■ What the task requires: Work out the number of lines with "εγγενών" in them. Reply with that number and no other words.

------------

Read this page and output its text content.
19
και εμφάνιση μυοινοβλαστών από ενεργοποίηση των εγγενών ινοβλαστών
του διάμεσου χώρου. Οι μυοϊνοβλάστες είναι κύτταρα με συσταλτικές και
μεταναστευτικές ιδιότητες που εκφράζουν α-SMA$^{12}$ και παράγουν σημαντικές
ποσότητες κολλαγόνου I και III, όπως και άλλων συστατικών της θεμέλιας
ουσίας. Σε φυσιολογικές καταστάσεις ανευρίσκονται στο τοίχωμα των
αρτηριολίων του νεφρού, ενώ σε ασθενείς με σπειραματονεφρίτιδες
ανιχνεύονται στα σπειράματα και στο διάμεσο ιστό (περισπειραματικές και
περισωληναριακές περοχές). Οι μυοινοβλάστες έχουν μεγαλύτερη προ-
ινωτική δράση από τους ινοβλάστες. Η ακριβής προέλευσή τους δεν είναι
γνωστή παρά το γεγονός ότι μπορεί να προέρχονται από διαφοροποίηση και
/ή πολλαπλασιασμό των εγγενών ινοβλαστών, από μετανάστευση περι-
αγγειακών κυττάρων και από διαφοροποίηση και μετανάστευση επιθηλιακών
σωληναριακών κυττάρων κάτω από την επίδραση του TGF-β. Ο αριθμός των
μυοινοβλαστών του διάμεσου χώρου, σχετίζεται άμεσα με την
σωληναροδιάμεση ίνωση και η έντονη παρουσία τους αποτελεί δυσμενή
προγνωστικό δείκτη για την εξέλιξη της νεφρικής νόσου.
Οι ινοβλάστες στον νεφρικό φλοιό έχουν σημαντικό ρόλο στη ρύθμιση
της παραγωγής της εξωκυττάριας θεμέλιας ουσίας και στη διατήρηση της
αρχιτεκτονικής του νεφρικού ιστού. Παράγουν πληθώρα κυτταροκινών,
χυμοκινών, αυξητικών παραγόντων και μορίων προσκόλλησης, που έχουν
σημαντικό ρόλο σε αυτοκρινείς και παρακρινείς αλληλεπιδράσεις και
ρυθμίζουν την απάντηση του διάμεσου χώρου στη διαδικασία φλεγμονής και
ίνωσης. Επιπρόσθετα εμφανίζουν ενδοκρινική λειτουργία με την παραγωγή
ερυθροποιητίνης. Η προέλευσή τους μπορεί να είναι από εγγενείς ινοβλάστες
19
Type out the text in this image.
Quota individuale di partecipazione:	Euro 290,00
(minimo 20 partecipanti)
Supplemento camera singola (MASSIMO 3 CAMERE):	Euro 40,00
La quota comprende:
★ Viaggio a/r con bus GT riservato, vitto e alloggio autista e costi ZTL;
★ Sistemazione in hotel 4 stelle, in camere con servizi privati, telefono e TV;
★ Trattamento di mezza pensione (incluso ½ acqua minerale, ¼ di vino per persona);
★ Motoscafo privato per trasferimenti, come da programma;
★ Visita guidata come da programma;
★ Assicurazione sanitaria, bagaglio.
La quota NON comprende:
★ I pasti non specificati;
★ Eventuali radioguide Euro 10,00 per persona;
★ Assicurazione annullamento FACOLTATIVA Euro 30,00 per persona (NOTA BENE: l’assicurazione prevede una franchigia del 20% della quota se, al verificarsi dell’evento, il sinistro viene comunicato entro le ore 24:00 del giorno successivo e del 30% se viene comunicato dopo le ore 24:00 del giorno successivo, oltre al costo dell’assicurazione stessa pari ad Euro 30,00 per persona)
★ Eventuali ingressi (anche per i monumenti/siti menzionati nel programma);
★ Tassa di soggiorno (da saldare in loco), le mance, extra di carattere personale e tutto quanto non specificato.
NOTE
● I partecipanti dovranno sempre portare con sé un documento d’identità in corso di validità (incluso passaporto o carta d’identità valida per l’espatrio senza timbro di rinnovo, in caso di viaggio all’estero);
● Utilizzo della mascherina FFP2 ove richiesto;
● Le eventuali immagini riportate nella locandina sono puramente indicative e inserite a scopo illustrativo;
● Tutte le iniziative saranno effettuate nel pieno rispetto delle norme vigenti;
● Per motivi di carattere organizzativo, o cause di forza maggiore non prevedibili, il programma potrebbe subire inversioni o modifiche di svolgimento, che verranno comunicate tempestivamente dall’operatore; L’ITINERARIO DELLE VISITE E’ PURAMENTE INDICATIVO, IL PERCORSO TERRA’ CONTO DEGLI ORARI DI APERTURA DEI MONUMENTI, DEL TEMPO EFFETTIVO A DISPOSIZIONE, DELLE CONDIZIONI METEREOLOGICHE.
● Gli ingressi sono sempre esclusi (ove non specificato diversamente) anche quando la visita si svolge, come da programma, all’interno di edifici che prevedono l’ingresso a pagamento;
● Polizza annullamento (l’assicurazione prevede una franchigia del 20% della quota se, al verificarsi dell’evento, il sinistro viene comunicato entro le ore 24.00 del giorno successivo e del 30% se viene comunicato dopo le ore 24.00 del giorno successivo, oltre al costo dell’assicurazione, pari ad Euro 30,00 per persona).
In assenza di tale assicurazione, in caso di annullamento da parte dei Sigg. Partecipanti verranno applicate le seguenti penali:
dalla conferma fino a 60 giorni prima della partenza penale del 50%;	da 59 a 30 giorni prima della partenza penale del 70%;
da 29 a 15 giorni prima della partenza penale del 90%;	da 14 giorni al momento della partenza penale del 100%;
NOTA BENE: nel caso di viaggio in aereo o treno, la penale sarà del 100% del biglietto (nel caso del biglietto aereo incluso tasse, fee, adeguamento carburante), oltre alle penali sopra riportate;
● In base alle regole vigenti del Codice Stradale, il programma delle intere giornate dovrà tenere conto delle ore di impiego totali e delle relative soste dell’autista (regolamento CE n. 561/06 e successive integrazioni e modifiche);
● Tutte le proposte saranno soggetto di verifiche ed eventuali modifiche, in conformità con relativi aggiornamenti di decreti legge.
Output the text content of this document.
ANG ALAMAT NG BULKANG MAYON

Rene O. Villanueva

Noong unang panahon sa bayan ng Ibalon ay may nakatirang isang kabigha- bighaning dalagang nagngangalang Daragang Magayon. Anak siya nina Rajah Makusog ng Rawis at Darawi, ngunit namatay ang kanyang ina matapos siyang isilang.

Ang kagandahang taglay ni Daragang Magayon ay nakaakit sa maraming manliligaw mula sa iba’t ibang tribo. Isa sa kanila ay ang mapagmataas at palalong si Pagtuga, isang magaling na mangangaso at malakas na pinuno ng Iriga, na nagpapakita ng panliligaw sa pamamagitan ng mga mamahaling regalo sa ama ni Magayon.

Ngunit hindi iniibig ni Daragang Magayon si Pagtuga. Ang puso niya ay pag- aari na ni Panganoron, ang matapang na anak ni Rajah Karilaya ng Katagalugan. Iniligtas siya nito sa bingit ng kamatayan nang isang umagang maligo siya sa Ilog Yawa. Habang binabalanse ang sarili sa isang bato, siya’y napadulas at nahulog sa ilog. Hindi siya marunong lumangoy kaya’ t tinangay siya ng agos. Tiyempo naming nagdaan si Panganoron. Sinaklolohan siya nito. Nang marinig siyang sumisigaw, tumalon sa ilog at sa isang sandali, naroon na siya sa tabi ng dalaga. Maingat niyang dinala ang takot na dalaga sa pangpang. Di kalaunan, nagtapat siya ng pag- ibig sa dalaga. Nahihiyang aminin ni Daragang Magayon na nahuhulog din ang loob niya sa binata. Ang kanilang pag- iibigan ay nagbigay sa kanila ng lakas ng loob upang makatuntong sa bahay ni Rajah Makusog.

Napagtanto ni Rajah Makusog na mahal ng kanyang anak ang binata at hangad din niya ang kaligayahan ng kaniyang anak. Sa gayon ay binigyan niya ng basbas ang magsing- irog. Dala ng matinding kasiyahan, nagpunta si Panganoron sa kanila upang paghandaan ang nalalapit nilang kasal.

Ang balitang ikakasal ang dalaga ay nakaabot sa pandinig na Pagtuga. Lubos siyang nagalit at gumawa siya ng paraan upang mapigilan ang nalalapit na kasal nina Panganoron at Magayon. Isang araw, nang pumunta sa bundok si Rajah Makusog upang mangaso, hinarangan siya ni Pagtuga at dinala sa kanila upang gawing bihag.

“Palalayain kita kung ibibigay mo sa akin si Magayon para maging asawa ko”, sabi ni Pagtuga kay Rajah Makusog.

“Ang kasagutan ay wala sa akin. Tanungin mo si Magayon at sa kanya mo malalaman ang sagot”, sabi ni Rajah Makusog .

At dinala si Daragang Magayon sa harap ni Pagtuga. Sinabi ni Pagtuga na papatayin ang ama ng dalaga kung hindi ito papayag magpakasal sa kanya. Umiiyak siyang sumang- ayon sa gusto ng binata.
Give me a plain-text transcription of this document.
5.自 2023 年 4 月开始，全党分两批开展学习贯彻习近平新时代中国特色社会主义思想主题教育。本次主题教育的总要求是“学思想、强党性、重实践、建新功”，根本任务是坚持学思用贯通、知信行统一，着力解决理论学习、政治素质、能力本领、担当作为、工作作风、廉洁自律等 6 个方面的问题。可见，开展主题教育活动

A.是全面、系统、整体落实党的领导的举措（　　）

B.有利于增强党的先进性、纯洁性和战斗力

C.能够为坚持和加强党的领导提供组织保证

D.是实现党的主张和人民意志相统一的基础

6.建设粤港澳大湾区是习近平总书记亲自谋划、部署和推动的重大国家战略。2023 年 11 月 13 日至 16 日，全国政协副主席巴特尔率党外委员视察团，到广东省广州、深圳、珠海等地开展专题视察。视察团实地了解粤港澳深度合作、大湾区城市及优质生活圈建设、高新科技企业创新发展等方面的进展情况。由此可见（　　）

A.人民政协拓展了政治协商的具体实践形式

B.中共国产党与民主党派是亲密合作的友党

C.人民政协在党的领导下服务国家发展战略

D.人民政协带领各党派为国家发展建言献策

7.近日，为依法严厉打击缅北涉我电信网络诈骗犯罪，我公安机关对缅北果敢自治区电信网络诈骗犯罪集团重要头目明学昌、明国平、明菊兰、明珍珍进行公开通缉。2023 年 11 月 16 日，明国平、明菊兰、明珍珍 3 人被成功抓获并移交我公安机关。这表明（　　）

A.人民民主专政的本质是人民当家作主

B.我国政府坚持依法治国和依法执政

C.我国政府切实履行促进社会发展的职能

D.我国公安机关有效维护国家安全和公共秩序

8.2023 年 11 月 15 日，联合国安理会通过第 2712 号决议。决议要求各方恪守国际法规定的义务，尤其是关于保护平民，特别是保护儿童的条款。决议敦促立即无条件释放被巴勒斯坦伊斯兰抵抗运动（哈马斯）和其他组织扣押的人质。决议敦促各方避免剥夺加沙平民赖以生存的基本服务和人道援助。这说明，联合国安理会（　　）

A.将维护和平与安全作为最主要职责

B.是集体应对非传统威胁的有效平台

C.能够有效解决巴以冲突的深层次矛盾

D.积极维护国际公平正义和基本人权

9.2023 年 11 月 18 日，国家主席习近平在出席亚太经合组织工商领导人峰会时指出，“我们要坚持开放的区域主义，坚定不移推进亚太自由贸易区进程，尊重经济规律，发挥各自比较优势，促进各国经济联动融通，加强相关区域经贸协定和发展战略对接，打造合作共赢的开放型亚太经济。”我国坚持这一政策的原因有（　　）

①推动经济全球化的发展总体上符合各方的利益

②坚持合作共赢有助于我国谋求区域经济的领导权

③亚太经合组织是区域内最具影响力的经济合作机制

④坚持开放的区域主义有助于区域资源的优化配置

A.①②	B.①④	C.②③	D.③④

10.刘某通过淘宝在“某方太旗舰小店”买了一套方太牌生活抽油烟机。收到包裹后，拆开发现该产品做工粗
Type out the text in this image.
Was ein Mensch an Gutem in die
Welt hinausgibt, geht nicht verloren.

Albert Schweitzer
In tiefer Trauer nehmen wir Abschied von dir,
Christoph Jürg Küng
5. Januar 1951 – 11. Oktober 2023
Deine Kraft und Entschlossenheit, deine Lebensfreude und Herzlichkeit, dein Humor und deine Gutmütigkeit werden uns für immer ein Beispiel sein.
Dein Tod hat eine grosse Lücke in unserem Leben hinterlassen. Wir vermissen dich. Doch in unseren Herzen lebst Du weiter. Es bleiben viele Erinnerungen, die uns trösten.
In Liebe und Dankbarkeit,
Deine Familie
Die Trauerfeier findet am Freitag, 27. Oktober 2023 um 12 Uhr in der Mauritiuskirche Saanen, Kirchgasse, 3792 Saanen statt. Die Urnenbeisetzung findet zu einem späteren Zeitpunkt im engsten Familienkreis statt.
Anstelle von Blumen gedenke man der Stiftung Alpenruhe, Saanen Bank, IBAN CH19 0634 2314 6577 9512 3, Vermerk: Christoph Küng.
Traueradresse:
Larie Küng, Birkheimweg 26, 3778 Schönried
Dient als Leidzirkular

------------

■ Answer for the task: 2